## Document extract
============================================================

Thanks, I would need the values for expectation to run it. Can you put those here?

bobamess commented 3 years ago

Sorry, forgot to include that. This should work:

expectation <- data.frame(mutation_multiplicity = as.double(1), karyotype = as.character("1:1"), peak = as.double(0.489))
expectation <- as_tibble(expectation)

and give you

str(expectation)

Classes 'tbl_df', 'tbl' and 'data.frame':   1 obs. of  3 variables:
$ mutation_multiplicity: num 1
$ karyotype            : Factor w/ 1 level "1:1": 1
$ peak                 : num 0.489

caravagn commented 3 years ago

I think I might have fixed that, meaning that I intercept - I think - the fact the case with

 # Handle special case where everything is discarded by including the one
  # with highest value of counts_per_bin (just that).
  if(all(xy_peaks$discarded)) {
    xy_peaks = xy_peaks %>%
      mutate(
        discarded = ifelse(counts_per_bin == max(xy_peaks$counts_per_bin), TRUE, discarded)
      )

============================================================

## Task list
**a.** Answer each question using the issue thread excerpt.
(i) What value does the expectation data frame assign to peak?
(ii) How many observations and variables does str(expectation) report?
(iii) Which user posted the code for handling the special case where everything is discarded?
**b.** Continue the issue thread excerpt from the point where it ends.

## Information supplied
============================================================

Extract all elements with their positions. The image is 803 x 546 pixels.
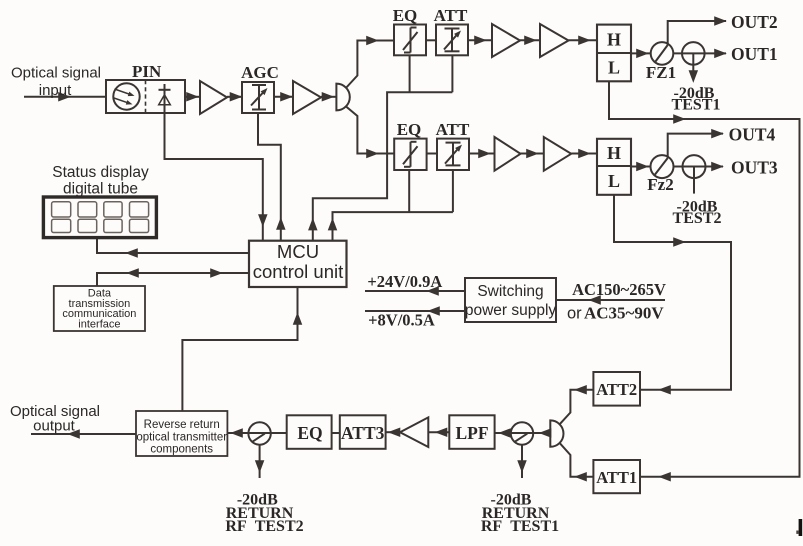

============================================================

## The replies
**a.**
(i) 0.489
(ii) 1 observation of 3 variables
(iii) caravagn

**b.**
  }

  # Again, if the if-clause above did not suffice to find peaks, raise a stop error
  if(all(xy_peaks$discarded))
    stop("Cannot find peaks for this karyotype, raising an error (check the data distribution).")

The second if should catch it. The thing I cannot understand is why the first did not force discarded=TRUE on the largest of your peaks (I had put that for cases like this). Are you using the latest CNAqc version?

Also, now if the error propagates upstream I generate a general stop and break the computation. In order to something smarter - like working out QC with other copy states etc - I would need to see this run on real data (otherwise plugging in just the xy_peaks values gives limited room to understand what the real problem is - e.g., why the first if on top did not pick it up).

If you want me to look more into this, the ideal would be to have a CNAqc object to run.

bobamess commented 3 years ago

Yes, I had noticed that ifstatement and had wondered why it had not dealt with the situation.

I'm not keen on an if statement resulting in a stop as this then kills the pipeline, unless I design it to ignore failed processes and continue, which is possible in Nextflow. However, this would still exclude the sample pair from the results just because one of its karyotypes failed at this step and any data from its other karyotypes would also be excluded.

I would prefer if a warning could be issued and somehow the process enabled to continue with the sample pair included.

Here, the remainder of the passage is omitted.